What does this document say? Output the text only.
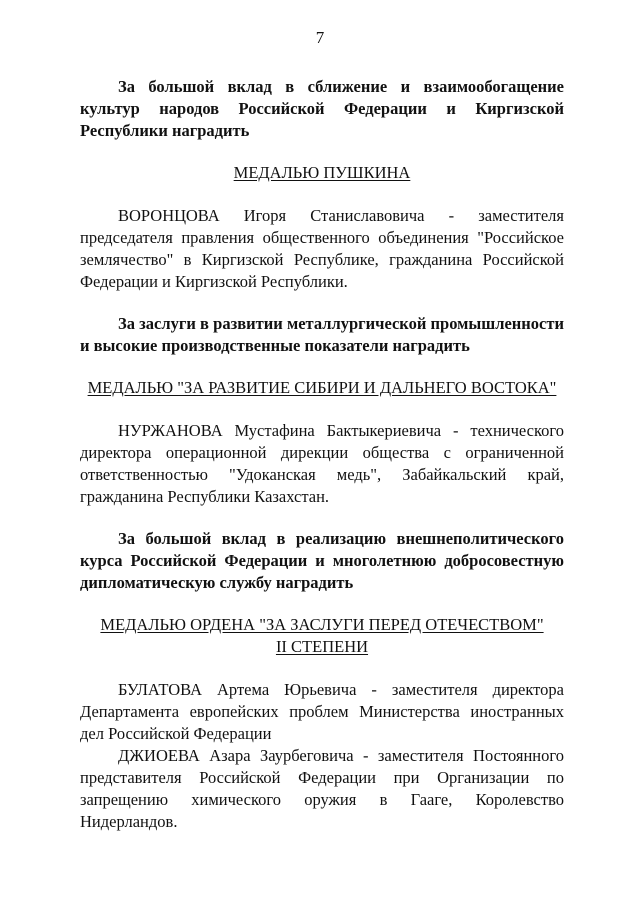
7
За большой вклад в сближение и взаимообогащение культур народов Российской Федерации и Киргизской Республики наградить
МЕДАЛЬЮ ПУШКИНА
ВОРОНЦОВА Игоря Станиславовича - заместителя председателя правления общественного объединения "Российское землячество" в Киргизской Республике, гражданина Российской Федерации и Киргизской Республики.
За заслуги в развитии металлургической промышленности и высокие производственные показатели наградить
МЕДАЛЬЮ "ЗА РАЗВИТИЕ СИБИРИ И ДАЛЬНЕГО ВОСТОКА"
НУРЖАНОВА Мустафина Бактыкериевича - технического директора операционной дирекции общества с ограниченной ответственностью "Удоканская медь", Забайкальский край, гражданина Республики Казахстан.
За большой вклад в реализацию внешнеполитического курса Российской Федерации и многолетнюю добросовестную дипломатическую службу наградить
МЕДАЛЬЮ ОРДЕНА "ЗА ЗАСЛУГИ ПЕРЕД ОТЕЧЕСТВОМ"
II СТЕПЕНИ
БУЛАТОВА Артема Юрьевича - заместителя директора Департамента европейских проблем Министерства иностранных дел Российской Федерации
ДЖИОЕВА Азара Заурбеговича - заместителя Постоянного представителя Российской Федерации при Организации по запрещению химического оружия в Гааге, Королевство Нидерландов.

————————

■ Exercise:
Find each line holding the string "большой" and copy it out.

■ Correct output:
За большой вклад в сближение и взаимообогащение культур народов Российской Федерации и Киргизской Республики наградить
За большой вклад в реализацию внешнеполитического курса Российской Федерации и многолетнюю добросовестную дипломатическую службу наградить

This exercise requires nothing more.